§ Your task: Here are records with pictures in them. Copy all of them exactly and leave the pictures out.

**** Data in this exercise

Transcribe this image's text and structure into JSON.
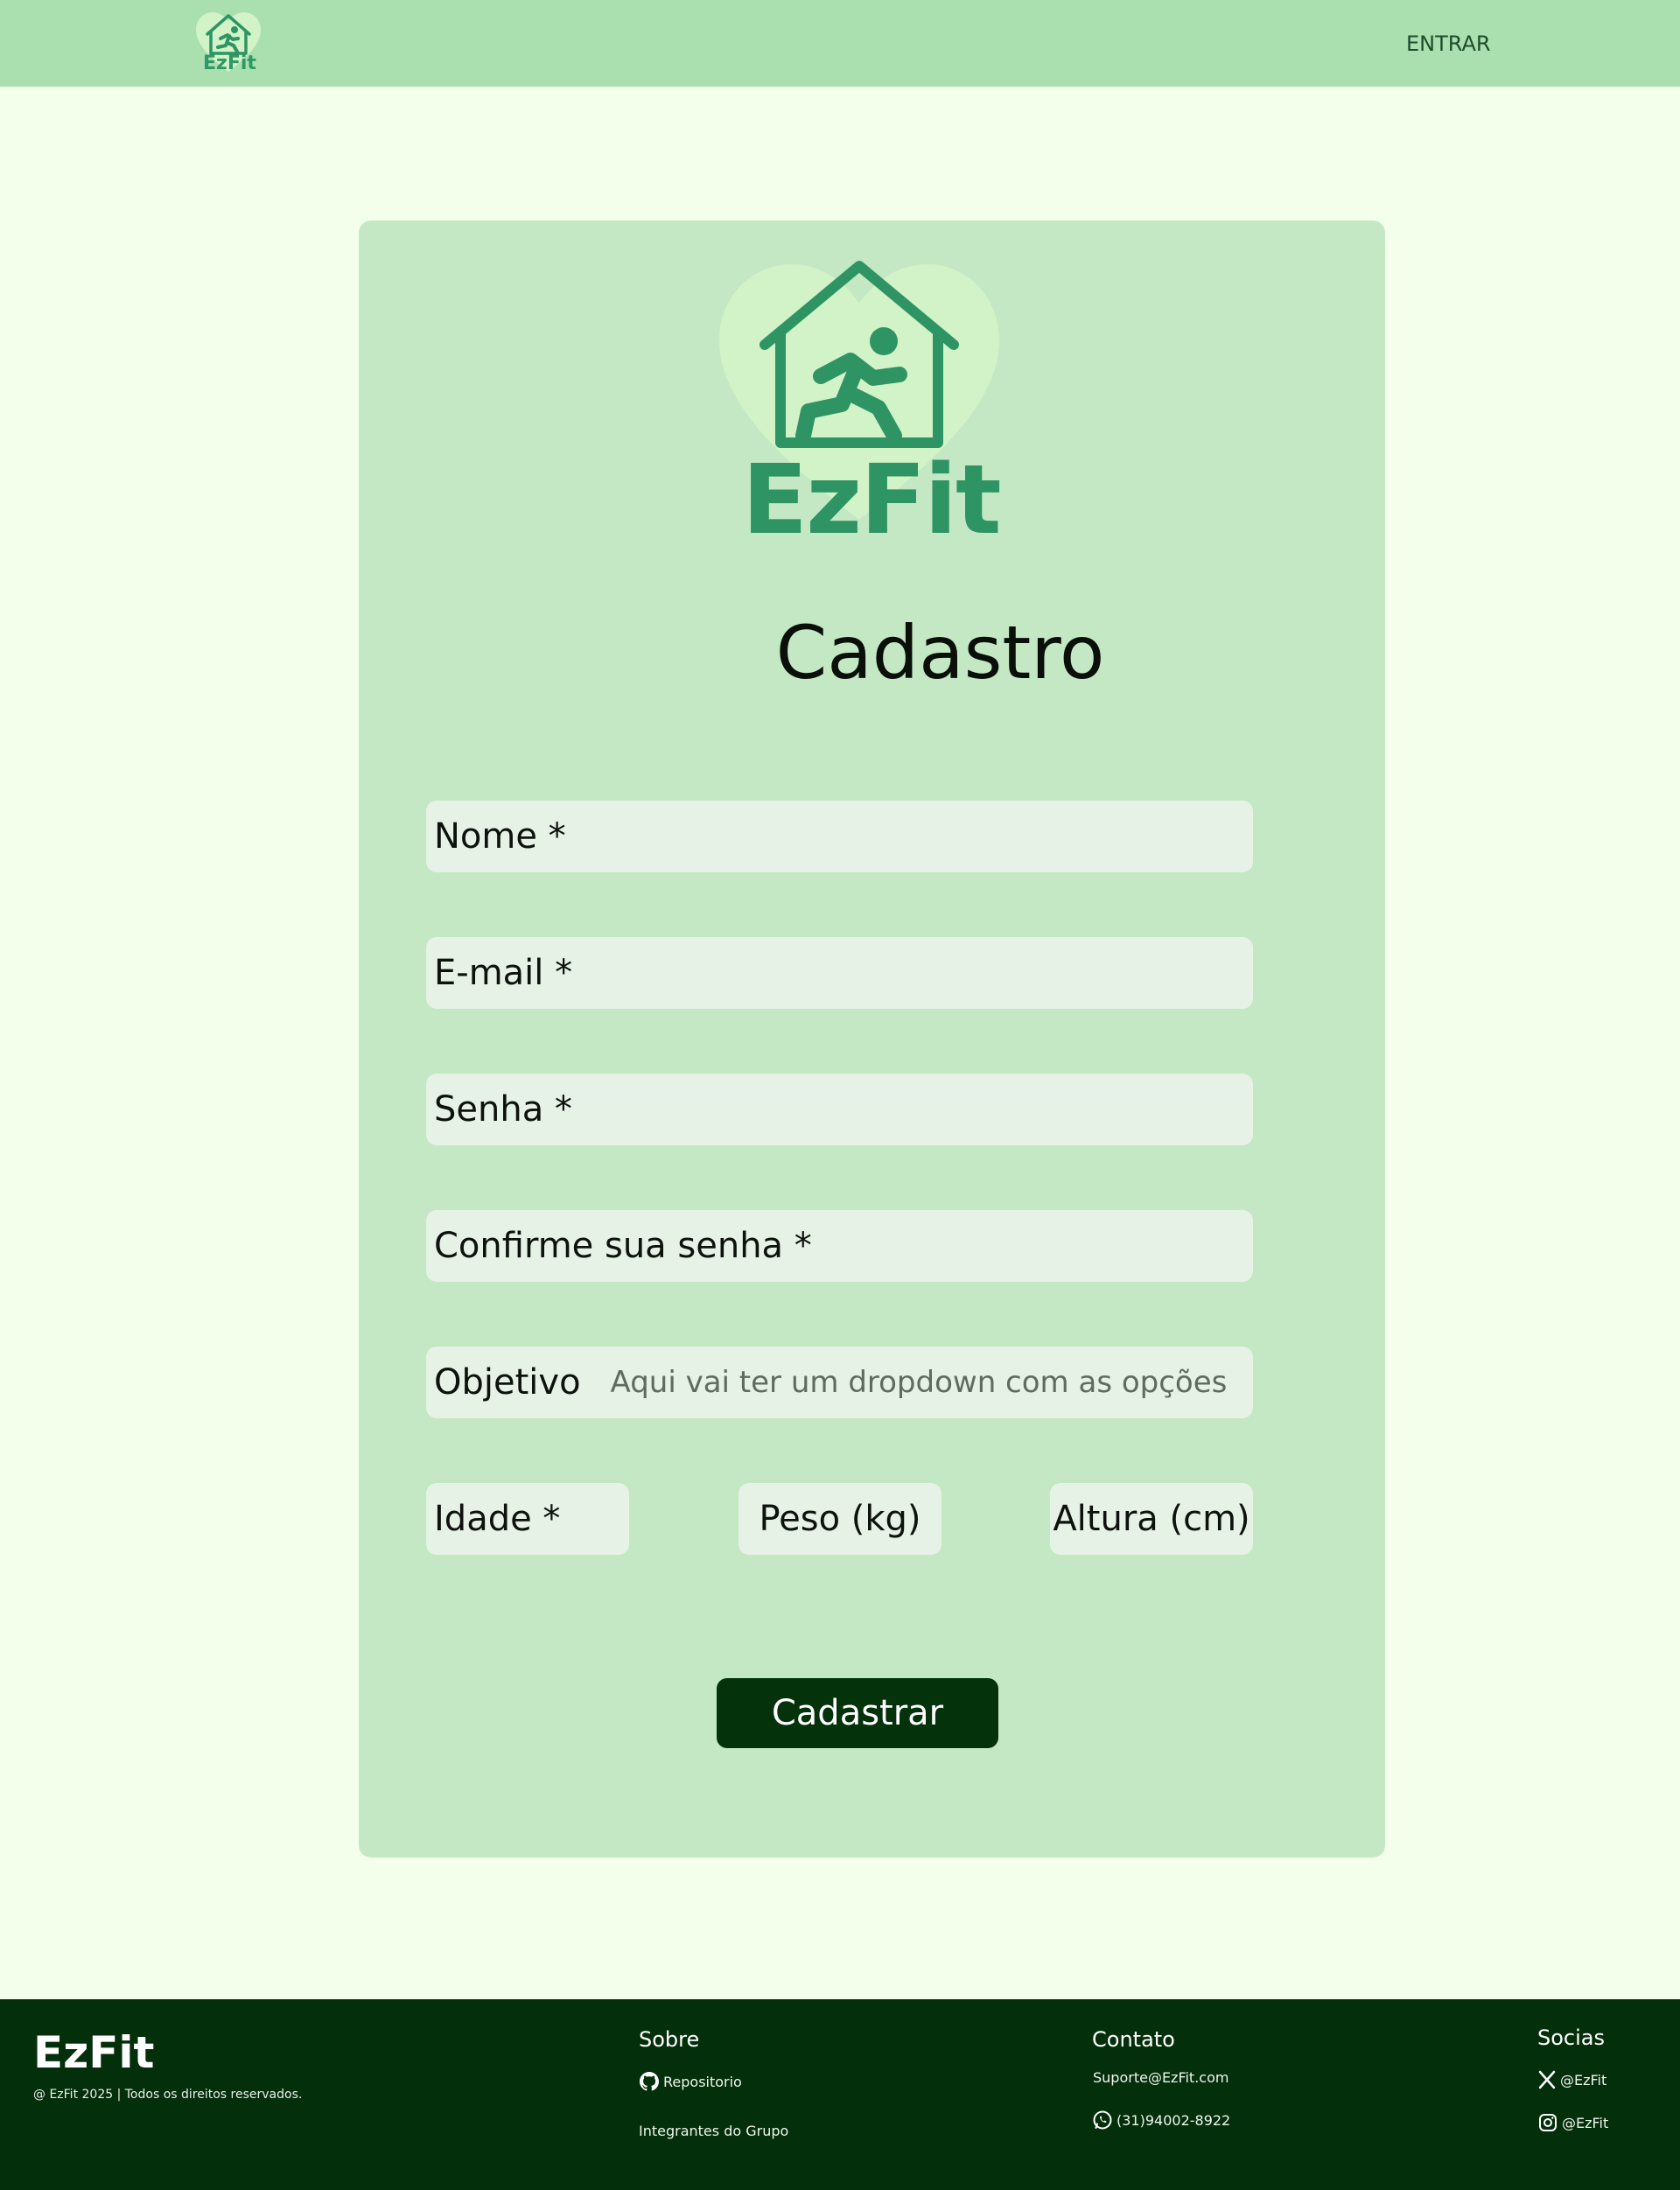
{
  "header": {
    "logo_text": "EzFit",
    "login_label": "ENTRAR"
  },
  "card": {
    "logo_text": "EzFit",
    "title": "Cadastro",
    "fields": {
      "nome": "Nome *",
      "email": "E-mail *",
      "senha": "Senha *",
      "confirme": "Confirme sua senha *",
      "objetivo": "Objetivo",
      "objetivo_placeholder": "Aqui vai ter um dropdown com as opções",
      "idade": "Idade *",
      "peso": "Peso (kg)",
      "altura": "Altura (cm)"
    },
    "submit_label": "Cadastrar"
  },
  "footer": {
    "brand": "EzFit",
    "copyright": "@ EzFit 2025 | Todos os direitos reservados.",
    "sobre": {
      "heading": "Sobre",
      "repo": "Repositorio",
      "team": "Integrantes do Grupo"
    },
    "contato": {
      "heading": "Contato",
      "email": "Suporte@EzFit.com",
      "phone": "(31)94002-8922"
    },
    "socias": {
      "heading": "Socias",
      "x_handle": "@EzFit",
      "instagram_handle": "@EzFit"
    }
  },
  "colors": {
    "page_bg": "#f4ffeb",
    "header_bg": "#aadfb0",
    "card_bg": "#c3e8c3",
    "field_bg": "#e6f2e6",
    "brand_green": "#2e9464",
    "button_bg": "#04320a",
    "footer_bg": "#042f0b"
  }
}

********

§ Response:
Transcribe this image's text and structure into JSON.
{
  "header": {
    "logo_text": "EzFit",
    "login_label": "ENTRAR"
  },
  "card": {
    "logo_text": "EzFit",
    "title": "Cadastro",
    "fields": {
      "nome": "Nome *",
      "email": "E-mail *",
      "senha": "Senha *",
      "confirme": "Confirme sua senha *",
      "objetivo": "Objetivo",
      "objetivo_placeholder": "Aqui vai ter um dropdown com as opções",
      "idade": "Idade *",
      "peso": "Peso (kg)",
      "altura": "Altura (cm)"
    },
    "submit_label": "Cadastrar"
  },
  "footer": {
    "brand": "EzFit",
    "copyright": "@ EzFit 2025 | Todos os direitos reservados.",
    "sobre": {
      "heading": "Sobre",
      "repo": "Repositorio",
      "team": "Integrantes do Grupo"
    },
    "contato": {
      "heading": "Contato",
      "email": "Suporte@EzFit.com",
      "phone": "(31)94002-8922"
    },
    "socias": {
      "heading": "Socias",
      "x_handle": "@EzFit",
      "instagram_handle": "@EzFit"
    }
  },
  "colors": {
    "page_bg": "#f4ffeb",
    "header_bg": "#aadfb0",
    "card_bg": "#c3e8c3",
    "field_bg": "#e6f2e6",
    "brand_green": "#2e9464",
    "button_bg": "#04320a",
    "footer_bg": "#042f0b"
  }
}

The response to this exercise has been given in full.